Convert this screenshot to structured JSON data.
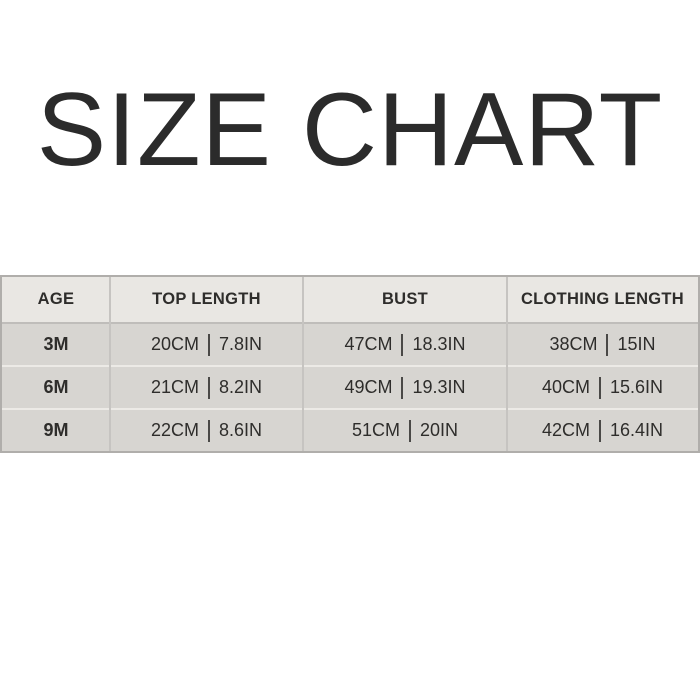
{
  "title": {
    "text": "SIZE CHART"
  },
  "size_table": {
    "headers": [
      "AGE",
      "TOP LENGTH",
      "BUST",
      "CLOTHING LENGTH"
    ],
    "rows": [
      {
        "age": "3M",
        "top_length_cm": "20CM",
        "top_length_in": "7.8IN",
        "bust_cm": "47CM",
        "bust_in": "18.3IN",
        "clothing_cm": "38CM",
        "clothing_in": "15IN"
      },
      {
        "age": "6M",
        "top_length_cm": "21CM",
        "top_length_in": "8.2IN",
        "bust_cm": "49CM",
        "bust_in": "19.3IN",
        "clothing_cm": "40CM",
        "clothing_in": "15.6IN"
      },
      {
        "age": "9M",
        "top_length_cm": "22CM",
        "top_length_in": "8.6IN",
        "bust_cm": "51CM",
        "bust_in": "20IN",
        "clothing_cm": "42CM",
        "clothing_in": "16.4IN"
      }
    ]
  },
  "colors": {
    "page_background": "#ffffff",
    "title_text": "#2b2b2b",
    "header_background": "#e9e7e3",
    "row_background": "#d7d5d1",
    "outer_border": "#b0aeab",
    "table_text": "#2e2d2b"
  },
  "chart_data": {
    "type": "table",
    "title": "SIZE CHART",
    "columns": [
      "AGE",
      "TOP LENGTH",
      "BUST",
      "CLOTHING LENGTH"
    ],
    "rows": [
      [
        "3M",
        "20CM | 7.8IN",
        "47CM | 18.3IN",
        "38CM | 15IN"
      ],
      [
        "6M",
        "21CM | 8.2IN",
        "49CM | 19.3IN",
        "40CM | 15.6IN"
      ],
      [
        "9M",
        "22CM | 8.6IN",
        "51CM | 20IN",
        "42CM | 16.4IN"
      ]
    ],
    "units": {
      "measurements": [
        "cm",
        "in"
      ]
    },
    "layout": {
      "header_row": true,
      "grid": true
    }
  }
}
* * * * * * *
Short exercise — Keep the pictures out of the copy and write out the data exactly as it stands.

Answer to the exercise —
Convert this screenshot to structured JSON data.
{
  "title": {
    "text": "SIZE CHART"
  },
  "size_table": {
    "headers": [
      "AGE",
      "TOP LENGTH",
      "BUST",
      "CLOTHING LENGTH"
    ],
    "rows": [
      {
        "age": "3M",
        "top_length_cm": "20CM",
        "top_length_in": "7.8IN",
        "bust_cm": "47CM",
        "bust_in": "18.3IN",
        "clothing_cm": "38CM",
        "clothing_in": "15IN"
      },
      {
        "age": "6M",
        "top_length_cm": "21CM",
        "top_length_in": "8.2IN",
        "bust_cm": "49CM",
        "bust_in": "19.3IN",
        "clothing_cm": "40CM",
        "clothing_in": "15.6IN"
      },
      {
        "age": "9M",
        "top_length_cm": "22CM",
        "top_length_in": "8.6IN",
        "bust_cm": "51CM",
        "bust_in": "20IN",
        "clothing_cm": "42CM",
        "clothing_in": "16.4IN"
      }
    ]
  },
  "colors": {
    "page_background": "#ffffff",
    "title_text": "#2b2b2b",
    "header_background": "#e9e7e3",
    "row_background": "#d7d5d1",
    "outer_border": "#b0aeab",
    "table_text": "#2e2d2b"
  },
  "chart_data": {
    "type": "table",
    "title": "SIZE CHART",
    "columns": [
      "AGE",
      "TOP LENGTH",
      "BUST",
      "CLOTHING LENGTH"
    ],
    "rows": [
      [
        "3M",
        "20CM | 7.8IN",
        "47CM | 18.3IN",
        "38CM | 15IN"
      ],
      [
        "6M",
        "21CM | 8.2IN",
        "49CM | 19.3IN",
        "40CM | 15.6IN"
      ],
      [
        "9M",
        "22CM | 8.6IN",
        "51CM | 20IN",
        "42CM | 16.4IN"
      ]
    ],
    "units": {
      "measurements": [
        "cm",
        "in"
      ]
    },
    "layout": {
      "header_row": true,
      "grid": true
    }
  }
}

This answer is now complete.